Reproduce each of the lines word for word.

▶ **Entries**

■ ■ ■ ■ ■ ■ ■

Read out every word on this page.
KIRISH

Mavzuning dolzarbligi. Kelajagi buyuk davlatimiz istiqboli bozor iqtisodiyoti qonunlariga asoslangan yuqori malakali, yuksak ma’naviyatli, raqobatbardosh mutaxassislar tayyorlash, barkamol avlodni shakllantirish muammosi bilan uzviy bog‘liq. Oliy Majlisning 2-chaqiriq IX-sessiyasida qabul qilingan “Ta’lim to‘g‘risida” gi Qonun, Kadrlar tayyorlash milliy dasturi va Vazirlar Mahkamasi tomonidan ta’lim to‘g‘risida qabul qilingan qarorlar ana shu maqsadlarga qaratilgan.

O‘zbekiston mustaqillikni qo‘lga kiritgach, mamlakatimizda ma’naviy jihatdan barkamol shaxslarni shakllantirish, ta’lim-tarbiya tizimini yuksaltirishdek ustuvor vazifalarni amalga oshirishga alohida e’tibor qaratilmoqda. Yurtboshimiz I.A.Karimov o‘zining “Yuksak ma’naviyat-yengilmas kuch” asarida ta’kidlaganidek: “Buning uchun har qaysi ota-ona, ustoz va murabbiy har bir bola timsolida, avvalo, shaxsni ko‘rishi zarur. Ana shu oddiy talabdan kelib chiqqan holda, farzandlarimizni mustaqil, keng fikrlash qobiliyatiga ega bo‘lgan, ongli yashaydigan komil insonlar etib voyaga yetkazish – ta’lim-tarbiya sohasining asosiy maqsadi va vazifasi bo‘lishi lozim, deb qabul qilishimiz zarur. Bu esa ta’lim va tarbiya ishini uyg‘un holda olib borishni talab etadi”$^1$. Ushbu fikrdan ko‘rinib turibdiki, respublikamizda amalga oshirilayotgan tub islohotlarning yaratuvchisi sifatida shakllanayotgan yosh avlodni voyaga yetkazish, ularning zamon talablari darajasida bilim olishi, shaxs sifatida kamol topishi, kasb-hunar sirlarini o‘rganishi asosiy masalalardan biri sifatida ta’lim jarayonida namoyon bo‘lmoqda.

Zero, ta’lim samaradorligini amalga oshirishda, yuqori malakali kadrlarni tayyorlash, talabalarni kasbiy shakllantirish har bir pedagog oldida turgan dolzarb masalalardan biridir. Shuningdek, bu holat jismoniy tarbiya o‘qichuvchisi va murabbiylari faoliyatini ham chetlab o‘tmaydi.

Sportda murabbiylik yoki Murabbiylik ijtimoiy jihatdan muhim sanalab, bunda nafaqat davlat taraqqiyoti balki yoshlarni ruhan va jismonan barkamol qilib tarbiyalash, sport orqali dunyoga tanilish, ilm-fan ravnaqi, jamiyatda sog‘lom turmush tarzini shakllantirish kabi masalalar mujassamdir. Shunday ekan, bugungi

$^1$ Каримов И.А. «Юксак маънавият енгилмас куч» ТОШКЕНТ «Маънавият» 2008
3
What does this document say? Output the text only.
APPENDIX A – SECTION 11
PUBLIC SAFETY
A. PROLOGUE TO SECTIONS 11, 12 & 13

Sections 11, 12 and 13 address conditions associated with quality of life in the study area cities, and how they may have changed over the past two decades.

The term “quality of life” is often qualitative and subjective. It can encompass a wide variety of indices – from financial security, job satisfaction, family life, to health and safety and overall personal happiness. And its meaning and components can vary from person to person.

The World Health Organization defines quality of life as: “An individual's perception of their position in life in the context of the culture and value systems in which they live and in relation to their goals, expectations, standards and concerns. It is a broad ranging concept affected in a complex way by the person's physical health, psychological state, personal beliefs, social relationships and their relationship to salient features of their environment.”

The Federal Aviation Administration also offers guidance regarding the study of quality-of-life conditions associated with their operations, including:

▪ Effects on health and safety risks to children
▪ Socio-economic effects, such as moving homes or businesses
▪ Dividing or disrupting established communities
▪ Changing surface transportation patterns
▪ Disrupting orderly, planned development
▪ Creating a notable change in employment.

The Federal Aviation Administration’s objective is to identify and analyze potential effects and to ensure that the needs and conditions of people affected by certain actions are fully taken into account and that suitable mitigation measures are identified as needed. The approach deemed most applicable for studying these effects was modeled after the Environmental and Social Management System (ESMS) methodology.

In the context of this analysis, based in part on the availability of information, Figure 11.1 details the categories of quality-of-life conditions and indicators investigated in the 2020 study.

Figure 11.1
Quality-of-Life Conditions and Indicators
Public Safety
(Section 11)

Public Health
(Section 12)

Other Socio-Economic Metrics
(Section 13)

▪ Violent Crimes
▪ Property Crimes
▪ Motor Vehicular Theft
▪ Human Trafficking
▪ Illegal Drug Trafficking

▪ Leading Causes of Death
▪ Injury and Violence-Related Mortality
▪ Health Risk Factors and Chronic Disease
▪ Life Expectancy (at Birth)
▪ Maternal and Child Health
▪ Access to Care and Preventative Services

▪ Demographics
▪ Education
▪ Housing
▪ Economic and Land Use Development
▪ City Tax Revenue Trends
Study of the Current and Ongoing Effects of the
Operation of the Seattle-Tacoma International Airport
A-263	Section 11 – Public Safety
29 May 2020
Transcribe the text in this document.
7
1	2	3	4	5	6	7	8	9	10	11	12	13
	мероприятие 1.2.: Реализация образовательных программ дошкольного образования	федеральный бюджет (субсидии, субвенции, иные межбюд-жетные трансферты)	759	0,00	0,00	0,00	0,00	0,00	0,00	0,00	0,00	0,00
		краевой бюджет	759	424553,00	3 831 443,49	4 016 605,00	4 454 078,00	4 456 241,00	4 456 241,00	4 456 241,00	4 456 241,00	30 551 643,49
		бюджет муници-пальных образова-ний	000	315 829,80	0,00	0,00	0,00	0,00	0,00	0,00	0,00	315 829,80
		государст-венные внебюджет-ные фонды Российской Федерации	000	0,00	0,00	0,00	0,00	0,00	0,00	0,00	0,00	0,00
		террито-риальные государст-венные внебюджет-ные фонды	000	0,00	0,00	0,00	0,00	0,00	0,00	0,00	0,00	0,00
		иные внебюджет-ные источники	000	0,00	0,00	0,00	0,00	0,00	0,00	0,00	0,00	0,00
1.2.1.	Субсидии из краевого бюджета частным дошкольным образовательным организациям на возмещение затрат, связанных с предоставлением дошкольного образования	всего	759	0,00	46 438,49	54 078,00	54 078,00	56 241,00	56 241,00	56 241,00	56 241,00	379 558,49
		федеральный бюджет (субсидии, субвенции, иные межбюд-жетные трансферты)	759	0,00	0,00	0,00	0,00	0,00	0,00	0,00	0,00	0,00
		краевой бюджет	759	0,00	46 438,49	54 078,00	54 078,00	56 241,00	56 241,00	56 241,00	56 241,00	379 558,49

■ ■ ■ ■ ■ ■ ■

▶ **Exercise response**
Read out every word on this page.
KIRISH

Mavzuning dolzarbligi. Kelajagi buyuk davlatimiz istiqboli bozor iqtisodiyoti qonunlariga asoslangan yuqori malakali, yuksak ma’naviyatli, raqobatbardosh mutaxassislar tayyorlash, barkamol avlodni shakllantirish muammosi bilan uzviy bog‘liq. Oliy Majlisning 2-chaqiriq IX-sessiyasida qabul qilingan “Ta’lim to‘g‘risida” gi Qonun, Kadrlar tayyorlash milliy dasturi va Vazirlar Mahkamasi tomonidan ta’lim to‘g‘risida qabul qilingan qarorlar ana shu maqsadlarga qaratilgan.

O‘zbekiston mustaqillikni qo‘lga kiritgach, mamlakatimizda ma’naviy jihatdan barkamol shaxslarni shakllantirish, ta’lim-tarbiya tizimini yuksaltirishdek ustuvor vazifalarni amalga oshirishga alohida e’tibor qaratilmoqda. Yurtboshimiz I.A.Karimov o‘zining “Yuksak ma’naviyat-yengilmas kuch” asarida ta’kidlaganidek: “Buning uchun har qaysi ota-ona, ustoz va murabbiy har bir bola timsolida, avvalo, shaxsni ko‘rishi zarur. Ana shu oddiy talabdan kelib chiqqan holda, farzandlarimizni mustaqil, keng fikrlash qobiliyatiga ega bo‘lgan, ongli yashaydigan komil insonlar etib voyaga yetkazish – ta’lim-tarbiya sohasining asosiy maqsadi va vazifasi bo‘lishi lozim, deb qabul qilishimiz zarur. Bu esa ta’lim va tarbiya ishini uyg‘un holda olib borishni talab etadi”$^1$. Ushbu fikrdan ko‘rinib turibdiki, respublikamizda amalga oshirilayotgan tub islohotlarning yaratuvchisi sifatida shakllanayotgan yosh avlodni voyaga yetkazish, ularning zamon talablari darajasida bilim olishi, shaxs sifatida kamol topishi, kasb-hunar sirlarini o‘rganishi asosiy masalalardan biri sifatida ta’lim jarayonida namoyon bo‘lmoqda.

Zero, ta’lim samaradorligini amalga oshirishda, yuqori malakali kadrlarni tayyorlash, talabalarni kasbiy shakllantirish har bir pedagog oldida turgan dolzarb masalalardan biridir. Shuningdek, bu holat jismoniy tarbiya o‘qichuvchisi va murabbiylari faoliyatini ham chetlab o‘tmaydi.

Sportda murabbiylik yoki Murabbiylik ijtimoiy jihatdan muhim sanalab, bunda nafaqat davlat taraqqiyoti balki yoshlarni ruhan va jismonan barkamol qilib tarbiyalash, sport orqali dunyoga tanilish, ilm-fan ravnaqi, jamiyatda sog‘lom turmush tarzini shakllantirish kabi masalalar mujassamdir. Shunday ekan, bugungi

$^1$ Каримов И.А. «Юксак маънавият енгилмас куч» ТОШКЕНТ «Маънавият» 2008
3
What does this document say? Output the text only.
APPENDIX A – SECTION 11
PUBLIC SAFETY
A. PROLOGUE TO SECTIONS 11, 12 & 13

Sections 11, 12 and 13 address conditions associated with quality of life in the study area cities, and how they may have changed over the past two decades.

The term “quality of life” is often qualitative and subjective. It can encompass a wide variety of indices – from financial security, job satisfaction, family life, to health and safety and overall personal happiness. And its meaning and components can vary from person to person.

The World Health Organization defines quality of life as: “An individual's perception of their position in life in the context of the culture and value systems in which they live and in relation to their goals, expectations, standards and concerns. It is a broad ranging concept affected in a complex way by the person's physical health, psychological state, personal beliefs, social relationships and their relationship to salient features of their environment.”

The Federal Aviation Administration also offers guidance regarding the study of quality-of-life conditions associated with their operations, including:

▪ Effects on health and safety risks to children
▪ Socio-economic effects, such as moving homes or businesses
▪ Dividing or disrupting established communities
▪ Changing surface transportation patterns
▪ Disrupting orderly, planned development
▪ Creating a notable change in employment.

The Federal Aviation Administration’s objective is to identify and analyze potential effects and to ensure that the needs and conditions of people affected by certain actions are fully taken into account and that suitable mitigation measures are identified as needed. The approach deemed most applicable for studying these effects was modeled after the Environmental and Social Management System (ESMS) methodology.

In the context of this analysis, based in part on the availability of information, Figure 11.1 details the categories of quality-of-life conditions and indicators investigated in the 2020 study.

Figure 11.1
Quality-of-Life Conditions and Indicators
Public Safety
(Section 11)

Public Health
(Section 12)

Other Socio-Economic Metrics
(Section 13)

▪ Violent Crimes
▪ Property Crimes
▪ Motor Vehicular Theft
▪ Human Trafficking
▪ Illegal Drug Trafficking

▪ Leading Causes of Death
▪ Injury and Violence-Related Mortality
▪ Health Risk Factors and Chronic Disease
▪ Life Expectancy (at Birth)
▪ Maternal and Child Health
▪ Access to Care and Preventative Services

▪ Demographics
▪ Education
▪ Housing
▪ Economic and Land Use Development
▪ City Tax Revenue Trends
Study of the Current and Ongoing Effects of the
Operation of the Seattle-Tacoma International Airport
A-263	Section 11 – Public Safety
29 May 2020
Transcribe the text in this document.
7
1	2	3	4	5	6	7	8	9	10	11	12	13
	мероприятие 1.2.: Реализация образовательных программ дошкольного образования	федеральный бюджет (субсидии, субвенции, иные межбюд-жетные трансферты)	759	0,00	0,00	0,00	0,00	0,00	0,00	0,00	0,00	0,00
		краевой бюджет	759	424553,00	3 831 443,49	4 016 605,00	4 454 078,00	4 456 241,00	4 456 241,00	4 456 241,00	4 456 241,00	30 551 643,49
		бюджет муници-пальных образова-ний	000	315 829,80	0,00	0,00	0,00	0,00	0,00	0,00	0,00	315 829,80
		государст-венные внебюджет-ные фонды Российской Федерации	000	0,00	0,00	0,00	0,00	0,00	0,00	0,00	0,00	0,00
		террито-риальные государст-венные внебюджет-ные фонды	000	0,00	0,00	0,00	0,00	0,00	0,00	0,00	0,00	0,00
		иные внебюджет-ные источники	000	0,00	0,00	0,00	0,00	0,00	0,00	0,00	0,00	0,00
1.2.1.	Субсидии из краевого бюджета частным дошкольным образовательным организациям на возмещение затрат, связанных с предоставлением дошкольного образования	всего	759	0,00	46 438,49	54 078,00	54 078,00	56 241,00	56 241,00	56 241,00	56 241,00	379 558,49
		федеральный бюджет (субсидии, субвенции, иные межбюд-жетные трансферты)	759	0,00	0,00	0,00	0,00	0,00	0,00	0,00	0,00	0,00
		краевой бюджет	759	0,00	46 438,49	54 078,00	54 078,00	56 241,00	56 241,00	56 241,00	56 241,00	379 558,49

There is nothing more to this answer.